• Source records:
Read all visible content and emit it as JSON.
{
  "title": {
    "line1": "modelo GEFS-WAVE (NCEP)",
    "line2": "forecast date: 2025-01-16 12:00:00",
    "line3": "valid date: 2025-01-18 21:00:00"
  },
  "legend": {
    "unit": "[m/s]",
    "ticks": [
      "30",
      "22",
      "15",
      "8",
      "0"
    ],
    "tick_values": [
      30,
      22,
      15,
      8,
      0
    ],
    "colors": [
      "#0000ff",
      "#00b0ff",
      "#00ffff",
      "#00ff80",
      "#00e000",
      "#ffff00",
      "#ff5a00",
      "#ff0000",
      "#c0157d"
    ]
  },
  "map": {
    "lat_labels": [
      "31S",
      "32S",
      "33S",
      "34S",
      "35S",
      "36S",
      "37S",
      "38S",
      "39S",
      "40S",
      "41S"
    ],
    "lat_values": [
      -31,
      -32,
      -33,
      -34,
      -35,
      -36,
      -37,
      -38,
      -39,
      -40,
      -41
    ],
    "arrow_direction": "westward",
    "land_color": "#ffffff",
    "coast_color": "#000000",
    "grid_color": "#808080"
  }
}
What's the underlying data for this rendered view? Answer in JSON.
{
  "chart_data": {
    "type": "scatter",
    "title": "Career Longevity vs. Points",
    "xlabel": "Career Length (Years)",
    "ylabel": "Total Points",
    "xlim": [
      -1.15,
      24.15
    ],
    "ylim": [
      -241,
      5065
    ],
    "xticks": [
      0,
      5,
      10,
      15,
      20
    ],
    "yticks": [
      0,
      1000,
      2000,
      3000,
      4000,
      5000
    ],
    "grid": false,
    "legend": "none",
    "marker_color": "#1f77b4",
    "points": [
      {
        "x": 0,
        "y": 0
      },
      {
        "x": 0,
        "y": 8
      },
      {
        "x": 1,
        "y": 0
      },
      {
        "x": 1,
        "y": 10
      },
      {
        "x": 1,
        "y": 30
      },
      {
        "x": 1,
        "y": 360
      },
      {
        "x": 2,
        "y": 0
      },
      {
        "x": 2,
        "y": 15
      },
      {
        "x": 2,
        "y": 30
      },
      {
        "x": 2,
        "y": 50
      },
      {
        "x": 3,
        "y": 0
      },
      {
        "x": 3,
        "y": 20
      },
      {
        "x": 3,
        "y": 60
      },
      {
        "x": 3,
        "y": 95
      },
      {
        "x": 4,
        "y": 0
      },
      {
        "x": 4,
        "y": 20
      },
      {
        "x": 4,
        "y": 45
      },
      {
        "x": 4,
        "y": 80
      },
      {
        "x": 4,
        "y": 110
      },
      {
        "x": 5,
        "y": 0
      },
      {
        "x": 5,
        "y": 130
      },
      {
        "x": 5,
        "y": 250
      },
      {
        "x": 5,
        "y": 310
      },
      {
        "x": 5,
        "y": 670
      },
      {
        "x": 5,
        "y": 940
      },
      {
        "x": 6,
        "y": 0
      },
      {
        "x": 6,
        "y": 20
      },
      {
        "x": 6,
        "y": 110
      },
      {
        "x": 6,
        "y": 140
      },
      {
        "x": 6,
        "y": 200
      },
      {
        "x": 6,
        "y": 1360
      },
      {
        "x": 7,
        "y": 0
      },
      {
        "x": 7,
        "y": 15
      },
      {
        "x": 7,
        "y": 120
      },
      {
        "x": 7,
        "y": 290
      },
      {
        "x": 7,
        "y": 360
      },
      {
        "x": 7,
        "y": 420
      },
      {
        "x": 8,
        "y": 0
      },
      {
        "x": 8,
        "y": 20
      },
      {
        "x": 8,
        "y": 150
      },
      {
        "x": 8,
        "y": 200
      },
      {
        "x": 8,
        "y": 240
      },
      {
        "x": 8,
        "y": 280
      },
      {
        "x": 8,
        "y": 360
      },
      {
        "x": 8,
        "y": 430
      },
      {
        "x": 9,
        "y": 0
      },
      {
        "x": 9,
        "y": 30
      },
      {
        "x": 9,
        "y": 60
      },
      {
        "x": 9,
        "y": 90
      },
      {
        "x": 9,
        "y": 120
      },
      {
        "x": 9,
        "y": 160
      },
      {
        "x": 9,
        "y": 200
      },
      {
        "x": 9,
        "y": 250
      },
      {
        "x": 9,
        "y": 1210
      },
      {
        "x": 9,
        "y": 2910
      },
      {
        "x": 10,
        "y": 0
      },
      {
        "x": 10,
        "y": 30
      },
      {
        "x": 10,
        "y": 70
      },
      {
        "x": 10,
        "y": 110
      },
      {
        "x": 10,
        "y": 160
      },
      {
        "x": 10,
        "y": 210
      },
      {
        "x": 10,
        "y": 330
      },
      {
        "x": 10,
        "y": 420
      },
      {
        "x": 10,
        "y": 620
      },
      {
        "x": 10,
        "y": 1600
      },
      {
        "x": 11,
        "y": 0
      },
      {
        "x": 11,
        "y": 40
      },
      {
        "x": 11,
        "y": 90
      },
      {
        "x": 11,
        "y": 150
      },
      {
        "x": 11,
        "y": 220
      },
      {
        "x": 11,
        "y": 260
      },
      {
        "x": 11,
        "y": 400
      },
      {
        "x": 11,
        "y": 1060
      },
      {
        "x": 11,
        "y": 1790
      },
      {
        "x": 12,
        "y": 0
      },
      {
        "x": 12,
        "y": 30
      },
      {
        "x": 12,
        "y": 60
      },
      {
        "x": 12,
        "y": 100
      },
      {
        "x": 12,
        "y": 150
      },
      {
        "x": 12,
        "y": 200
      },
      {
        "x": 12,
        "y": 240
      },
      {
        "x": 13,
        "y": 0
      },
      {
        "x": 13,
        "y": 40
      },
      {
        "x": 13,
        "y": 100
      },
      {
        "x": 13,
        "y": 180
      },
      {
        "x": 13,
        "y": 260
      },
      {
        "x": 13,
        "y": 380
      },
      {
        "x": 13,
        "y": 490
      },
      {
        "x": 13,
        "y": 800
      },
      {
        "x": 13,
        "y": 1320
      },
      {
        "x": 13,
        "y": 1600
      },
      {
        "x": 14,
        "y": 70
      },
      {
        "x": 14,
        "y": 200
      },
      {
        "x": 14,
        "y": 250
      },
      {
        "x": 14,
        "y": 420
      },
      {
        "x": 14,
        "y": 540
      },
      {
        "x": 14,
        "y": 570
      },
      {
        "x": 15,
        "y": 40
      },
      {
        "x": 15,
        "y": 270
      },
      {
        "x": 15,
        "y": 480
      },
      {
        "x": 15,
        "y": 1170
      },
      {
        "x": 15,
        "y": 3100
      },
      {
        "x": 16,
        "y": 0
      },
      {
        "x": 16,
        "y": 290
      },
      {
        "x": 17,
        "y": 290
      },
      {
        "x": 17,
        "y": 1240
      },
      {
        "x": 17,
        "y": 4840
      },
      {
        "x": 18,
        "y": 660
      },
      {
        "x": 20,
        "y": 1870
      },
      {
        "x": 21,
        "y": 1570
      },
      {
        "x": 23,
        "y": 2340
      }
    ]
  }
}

• WHAT TO WORK ON:
Each entry above is to be quoted exactly.

• SOLUTION FOR THIS TASK:
Read all visible content and emit it as JSON.
{
  "title": {
    "line1": "modelo GEFS-WAVE (NCEP)",
    "line2": "forecast date: 2025-01-16 12:00:00",
    "line3": "valid date: 2025-01-18 21:00:00"
  },
  "legend": {
    "unit": "[m/s]",
    "ticks": [
      "30",
      "22",
      "15",
      "8",
      "0"
    ],
    "tick_values": [
      30,
      22,
      15,
      8,
      0
    ],
    "colors": [
      "#0000ff",
      "#00b0ff",
      "#00ffff",
      "#00ff80",
      "#00e000",
      "#ffff00",
      "#ff5a00",
      "#ff0000",
      "#c0157d"
    ]
  },
  "map": {
    "lat_labels": [
      "31S",
      "32S",
      "33S",
      "34S",
      "35S",
      "36S",
      "37S",
      "38S",
      "39S",
      "40S",
      "41S"
    ],
    "lat_values": [
      -31,
      -32,
      -33,
      -34,
      -35,
      -36,
      -37,
      -38,
      -39,
      -40,
      -41
    ],
    "arrow_direction": "westward",
    "land_color": "#ffffff",
    "coast_color": "#000000",
    "grid_color": "#808080"
  }
}
What's the underlying data for this rendered view? Answer in JSON.
{
  "chart_data": {
    "type": "scatter",
    "title": "Career Longevity vs. Points",
    "xlabel": "Career Length (Years)",
    "ylabel": "Total Points",
    "xlim": [
      -1.15,
      24.15
    ],
    "ylim": [
      -241,
      5065
    ],
    "xticks": [
      0,
      5,
      10,
      15,
      20
    ],
    "yticks": [
      0,
      1000,
      2000,
      3000,
      4000,
      5000
    ],
    "grid": false,
    "legend": "none",
    "marker_color": "#1f77b4",
    "points": [
      {
        "x": 0,
        "y": 0
      },
      {
        "x": 0,
        "y": 8
      },
      {
        "x": 1,
        "y": 0
      },
      {
        "x": 1,
        "y": 10
      },
      {
        "x": 1,
        "y": 30
      },
      {
        "x": 1,
        "y": 360
      },
      {
        "x": 2,
        "y": 0
      },
      {
        "x": 2,
        "y": 15
      },
      {
        "x": 2,
        "y": 30
      },
      {
        "x": 2,
        "y": 50
      },
      {
        "x": 3,
        "y": 0
      },
      {
        "x": 3,
        "y": 20
      },
      {
        "x": 3,
        "y": 60
      },
      {
        "x": 3,
        "y": 95
      },
      {
        "x": 4,
        "y": 0
      },
      {
        "x": 4,
        "y": 20
      },
      {
        "x": 4,
        "y": 45
      },
      {
        "x": 4,
        "y": 80
      },
      {
        "x": 4,
        "y": 110
      },
      {
        "x": 5,
        "y": 0
      },
      {
        "x": 5,
        "y": 130
      },
      {
        "x": 5,
        "y": 250
      },
      {
        "x": 5,
        "y": 310
      },
      {
        "x": 5,
        "y": 670
      },
      {
        "x": 5,
        "y": 940
      },
      {
        "x": 6,
        "y": 0
      },
      {
        "x": 6,
        "y": 20
      },
      {
        "x": 6,
        "y": 110
      },
      {
        "x": 6,
        "y": 140
      },
      {
        "x": 6,
        "y": 200
      },
      {
        "x": 6,
        "y": 1360
      },
      {
        "x": 7,
        "y": 0
      },
      {
        "x": 7,
        "y": 15
      },
      {
        "x": 7,
        "y": 120
      },
      {
        "x": 7,
        "y": 290
      },
      {
        "x": 7,
        "y": 360
      },
      {
        "x": 7,
        "y": 420
      },
      {
        "x": 8,
        "y": 0
      },
      {
        "x": 8,
        "y": 20
      },
      {
        "x": 8,
        "y": 150
      },
      {
        "x": 8,
        "y": 200
      },
      {
        "x": 8,
        "y": 240
      },
      {
        "x": 8,
        "y": 280
      },
      {
        "x": 8,
        "y": 360
      },
      {
        "x": 8,
        "y": 430
      },
      {
        "x": 9,
        "y": 0
      },
      {
        "x": 9,
        "y": 30
      },
      {
        "x": 9,
        "y": 60
      },
      {
        "x": 9,
        "y": 90
      },
      {
        "x": 9,
        "y": 120
      },
      {
        "x": 9,
        "y": 160
      },
      {
        "x": 9,
        "y": 200
      },
      {
        "x": 9,
        "y": 250
      },
      {
        "x": 9,
        "y": 1210
      },
      {
        "x": 9,
        "y": 2910
      },
      {
        "x": 10,
        "y": 0
      },
      {
        "x": 10,
        "y": 30
      },
      {
        "x": 10,
        "y": 70
      },
      {
        "x": 10,
        "y": 110
      },
      {
        "x": 10,
        "y": 160
      },
      {
        "x": 10,
        "y": 210
      },
      {
        "x": 10,
        "y": 330
      },
      {
        "x": 10,
        "y": 420
      },
      {
        "x": 10,
        "y": 620
      },
      {
        "x": 10,
        "y": 1600
      },
      {
        "x": 11,
        "y": 0
      },
      {
        "x": 11,
        "y": 40
      },
      {
        "x": 11,
        "y": 90
      },
      {
        "x": 11,
        "y": 150
      },
      {
        "x": 11,
        "y": 220
      },
      {
        "x": 11,
        "y": 260
      },
      {
        "x": 11,
        "y": 400
      },
      {
        "x": 11,
        "y": 1060
      },
      {
        "x": 11,
        "y": 1790
      },
      {
        "x": 12,
        "y": 0
      },
      {
        "x": 12,
        "y": 30
      },
      {
        "x": 12,
        "y": 60
      },
      {
        "x": 12,
        "y": 100
      },
      {
        "x": 12,
        "y": 150
      },
      {
        "x": 12,
        "y": 200
      },
      {
        "x": 12,
        "y": 240
      },
      {
        "x": 13,
        "y": 0
      },
      {
        "x": 13,
        "y": 40
      },
      {
        "x": 13,
        "y": 100
      },
      {
        "x": 13,
        "y": 180
      },
      {
        "x": 13,
        "y": 260
      },
      {
        "x": 13,
        "y": 380
      },
      {
        "x": 13,
        "y": 490
      },
      {
        "x": 13,
        "y": 800
      },
      {
        "x": 13,
        "y": 1320
      },
      {
        "x": 13,
        "y": 1600
      },
      {
        "x": 14,
        "y": 70
      },
      {
        "x": 14,
        "y": 200
      },
      {
        "x": 14,
        "y": 250
      },
      {
        "x": 14,
        "y": 420
      },
      {
        "x": 14,
        "y": 540
      },
      {
        "x": 14,
        "y": 570
      },
      {
        "x": 15,
        "y": 40
      },
      {
        "x": 15,
        "y": 270
      },
      {
        "x": 15,
        "y": 480
      },
      {
        "x": 15,
        "y": 1170
      },
      {
        "x": 15,
        "y": 3100
      },
      {
        "x": 16,
        "y": 0
      },
      {
        "x": 16,
        "y": 290
      },
      {
        "x": 17,
        "y": 290
      },
      {
        "x": 17,
        "y": 1240
      },
      {
        "x": 17,
        "y": 4840
      },
      {
        "x": 18,
        "y": 660
      },
      {
        "x": 20,
        "y": 1870
      },
      {
        "x": 21,
        "y": 1570
      },
      {
        "x": 23,
        "y": 2340
      }
    ]
  }
}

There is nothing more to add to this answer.